DIRECTIVE 1: Return the records from their start through the line containing "home-icon[interactable] (590, 862, 610, 882)", both ends included. Reproduce those lines character for character.

Thursday, 30 July 2009

Day in the life 3

Spent most of the morning in a team meeting. Thrashing out our business plan for the next 18 months. I'm going to be very busy :-)

And most of the afternoon was taken up creating web pages.

And I followed* a few people on the way home.

* on Twitter...obviously

Wednesday, 29 July 2009

Day in the life 2.0

Spent a big chunk of the day wrestling with our email bulletin system. Eventually gave up on the text editor and just hacked about with the HTML myself. Sent the finished article off to our Comms manager who will check it over before it gets issued to our 4500-ish subscribers on Friday. I hope!

Also arranged some meetings, created some draft web pages in our Content Management System, answered emails and added a few resources to our Sharepoint site.

Photo: another pic from yesterday's training course. This is my graphical representation of what I learned during the day!

Tuesday, 28 July 2009

What's a librarian's day like?

A Day In The Life post...

(You can read the post that inspired librarydayinthelife on Bobbi Newman's site Librarian by Day.)

Signed up a day late, but the wiki site is actually blocked by the surf control at work and for various reasons I couldn't do anything at home yesterday.

Anyway, this particular librarian attended a training course on facilitation techniques today - specifically Appreciative Enquiry, World Cafe and Open Space. I'll write about those in detail at some point.

I'd call myself a fairly experienced trainer, but I've not done much facilitation and I'd not used any of these particular techniques before. It was a great course, very participative with a great trainer, a good group, lots of fuzzy felt, post-its and scented marker pens! My hands were covered in felt tip pen marks when I got home...always a sign of having been on a good training course!

I caught up with Tweets, RSS feeds, etc on the way home on the train and wrote this post after catching a couple of episodes of CSI!

Not a typical's downhill from here for the rest of the week!

Photo: output from collaborative exercise at today's training event - turned out a bit like Zebedee, non?

Wednesday, 15 July 2009

Eek...I have a real job now!

I've been in my new role for a whole two months now. I've been to lots of events, met lots of knowledgeable people, read lots of interesting reports, attended lots of meetings, browsed lots of websites. So, I've settled in, I know what I'm doing and I'm raring to go, right?

Well, yes and no. I now have a good understanding of what we're all about and of where my role fits into that. However, I am still wrestling with regeneration as a definable subject area. There are lots of different definitions and it's a term that can mean different things to different people. A definition I like is from Newham Council's website:

"Regeneration is about transformation and revitalisation - both visual and psychological. This transformation can be physical, social and economic, achieved through building new homes or commercial buildings, raising aspirations, improving skills and improving the environment whilst introducing new people and dynamism to an area. Regeneration also seeks to provide the right kind of community facilities at the right time."

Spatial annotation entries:
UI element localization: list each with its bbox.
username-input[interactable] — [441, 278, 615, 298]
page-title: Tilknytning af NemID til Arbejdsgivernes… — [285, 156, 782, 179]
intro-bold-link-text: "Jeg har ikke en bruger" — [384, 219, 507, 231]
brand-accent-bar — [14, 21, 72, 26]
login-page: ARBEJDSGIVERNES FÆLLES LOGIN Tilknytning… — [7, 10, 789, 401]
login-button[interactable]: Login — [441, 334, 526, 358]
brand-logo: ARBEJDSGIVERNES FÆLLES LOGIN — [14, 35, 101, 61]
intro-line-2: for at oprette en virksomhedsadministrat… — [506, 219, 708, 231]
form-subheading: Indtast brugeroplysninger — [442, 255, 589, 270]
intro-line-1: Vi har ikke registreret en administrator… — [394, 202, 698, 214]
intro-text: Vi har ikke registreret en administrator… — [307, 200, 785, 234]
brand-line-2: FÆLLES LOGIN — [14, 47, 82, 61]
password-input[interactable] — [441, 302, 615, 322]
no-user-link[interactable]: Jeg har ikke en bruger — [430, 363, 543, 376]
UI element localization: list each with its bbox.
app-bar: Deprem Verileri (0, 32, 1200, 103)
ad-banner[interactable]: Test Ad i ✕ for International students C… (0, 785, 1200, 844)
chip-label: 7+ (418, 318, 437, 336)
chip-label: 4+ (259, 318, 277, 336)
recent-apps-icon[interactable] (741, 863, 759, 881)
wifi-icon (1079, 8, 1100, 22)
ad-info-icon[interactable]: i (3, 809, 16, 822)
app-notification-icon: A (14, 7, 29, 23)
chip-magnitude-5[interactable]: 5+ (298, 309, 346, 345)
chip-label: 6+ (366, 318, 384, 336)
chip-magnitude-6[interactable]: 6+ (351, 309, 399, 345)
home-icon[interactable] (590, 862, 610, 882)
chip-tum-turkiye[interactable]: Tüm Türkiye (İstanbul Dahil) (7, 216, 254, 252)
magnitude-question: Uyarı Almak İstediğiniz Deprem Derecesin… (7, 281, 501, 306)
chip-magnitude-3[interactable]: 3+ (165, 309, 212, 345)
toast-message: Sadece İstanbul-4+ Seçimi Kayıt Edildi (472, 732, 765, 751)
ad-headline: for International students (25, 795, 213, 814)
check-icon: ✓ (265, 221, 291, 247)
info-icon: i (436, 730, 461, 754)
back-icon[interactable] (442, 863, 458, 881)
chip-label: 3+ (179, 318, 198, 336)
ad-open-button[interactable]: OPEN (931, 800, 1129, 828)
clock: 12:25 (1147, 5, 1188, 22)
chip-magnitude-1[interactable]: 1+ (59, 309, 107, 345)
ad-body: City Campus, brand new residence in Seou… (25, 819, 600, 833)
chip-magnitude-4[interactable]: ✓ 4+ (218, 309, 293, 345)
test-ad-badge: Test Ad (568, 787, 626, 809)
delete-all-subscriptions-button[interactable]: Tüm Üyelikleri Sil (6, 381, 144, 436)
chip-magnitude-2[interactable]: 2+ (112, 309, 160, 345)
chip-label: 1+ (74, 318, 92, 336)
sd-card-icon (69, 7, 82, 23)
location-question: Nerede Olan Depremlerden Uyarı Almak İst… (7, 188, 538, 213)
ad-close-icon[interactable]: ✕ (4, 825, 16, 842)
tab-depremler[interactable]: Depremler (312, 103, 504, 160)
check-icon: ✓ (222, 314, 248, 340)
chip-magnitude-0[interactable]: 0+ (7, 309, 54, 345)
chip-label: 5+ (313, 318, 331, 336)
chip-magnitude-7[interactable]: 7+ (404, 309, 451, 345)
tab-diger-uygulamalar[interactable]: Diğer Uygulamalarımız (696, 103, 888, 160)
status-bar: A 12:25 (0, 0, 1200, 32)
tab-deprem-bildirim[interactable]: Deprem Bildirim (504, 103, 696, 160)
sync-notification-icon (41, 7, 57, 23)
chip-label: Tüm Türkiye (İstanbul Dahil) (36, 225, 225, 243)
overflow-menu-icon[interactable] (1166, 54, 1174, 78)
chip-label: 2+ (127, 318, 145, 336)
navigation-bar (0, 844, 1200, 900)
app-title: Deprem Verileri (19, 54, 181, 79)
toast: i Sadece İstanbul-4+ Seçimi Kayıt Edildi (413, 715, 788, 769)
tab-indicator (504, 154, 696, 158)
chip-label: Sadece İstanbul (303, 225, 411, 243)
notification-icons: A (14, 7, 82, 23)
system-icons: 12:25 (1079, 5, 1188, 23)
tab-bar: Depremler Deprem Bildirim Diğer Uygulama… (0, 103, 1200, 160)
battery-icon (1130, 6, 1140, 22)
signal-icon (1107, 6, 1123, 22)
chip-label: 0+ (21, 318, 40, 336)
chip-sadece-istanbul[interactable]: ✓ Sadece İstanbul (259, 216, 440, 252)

DIRECTIVE 2: Decide whether each statement below agrees with the blog excerpt, answering yes or no and quoting the exact words from the excerpt that settle it. (a) The email bulletin was to be sent to roughly 4500 subscribers. (b) The facilitation training course covered Six Thinking Hats. (c) By the July 15 post, the writer had been in the new role for two months.

TASK ANSWER 1:
UI element localization: list each with its bbox.
username-input[interactable] — [441, 278, 615, 298]
page-title: Tilknytning af NemID til Arbejdsgivernes… — [285, 156, 782, 179]
intro-bold-link-text: "Jeg har ikke en bruger" — [384, 219, 507, 231]
brand-accent-bar — [14, 21, 72, 26]
login-page: ARBEJDSGIVERNES FÆLLES LOGIN Tilknytning… — [7, 10, 789, 401]
login-button[interactable]: Login — [441, 334, 526, 358]
brand-logo: ARBEJDSGIVERNES FÆLLES LOGIN — [14, 35, 101, 61]
intro-line-2: for at oprette en virksomhedsadministrat… — [506, 219, 708, 231]
form-subheading: Indtast brugeroplysninger — [442, 255, 589, 270]
intro-line-1: Vi har ikke registreret en administrator… — [394, 202, 698, 214]
intro-text: Vi har ikke registreret en administrator… — [307, 200, 785, 234]
brand-line-2: FÆLLES LOGIN — [14, 47, 82, 61]
password-input[interactable] — [441, 302, 615, 322]
no-user-link[interactable]: Jeg har ikke en bruger — [430, 363, 543, 376]
UI element localization: list each with its bbox.
app-bar: Deprem Verileri (0, 32, 1200, 103)
ad-banner[interactable]: Test Ad i ✕ for International students C… (0, 785, 1200, 844)
chip-label: 7+ (418, 318, 437, 336)
chip-label: 4+ (259, 318, 277, 336)
recent-apps-icon[interactable] (741, 863, 759, 881)
wifi-icon (1079, 8, 1100, 22)
ad-info-icon[interactable]: i (3, 809, 16, 822)
app-notification-icon: A (14, 7, 29, 23)
chip-magnitude-5[interactable]: 5+ (298, 309, 346, 345)
chip-label: 6+ (366, 318, 384, 336)
chip-magnitude-6[interactable]: 6+ (351, 309, 399, 345)
home-icon[interactable] (590, 862, 610, 882)

TASK ANSWER 2:
(a) Yes: "issued to our 4500-ish subscribers on Friday"
(b) No: "specifically Appreciative Enquiry, World Cafe and Open Space"
(c) Yes: "I've been in my new role for a whole two months now."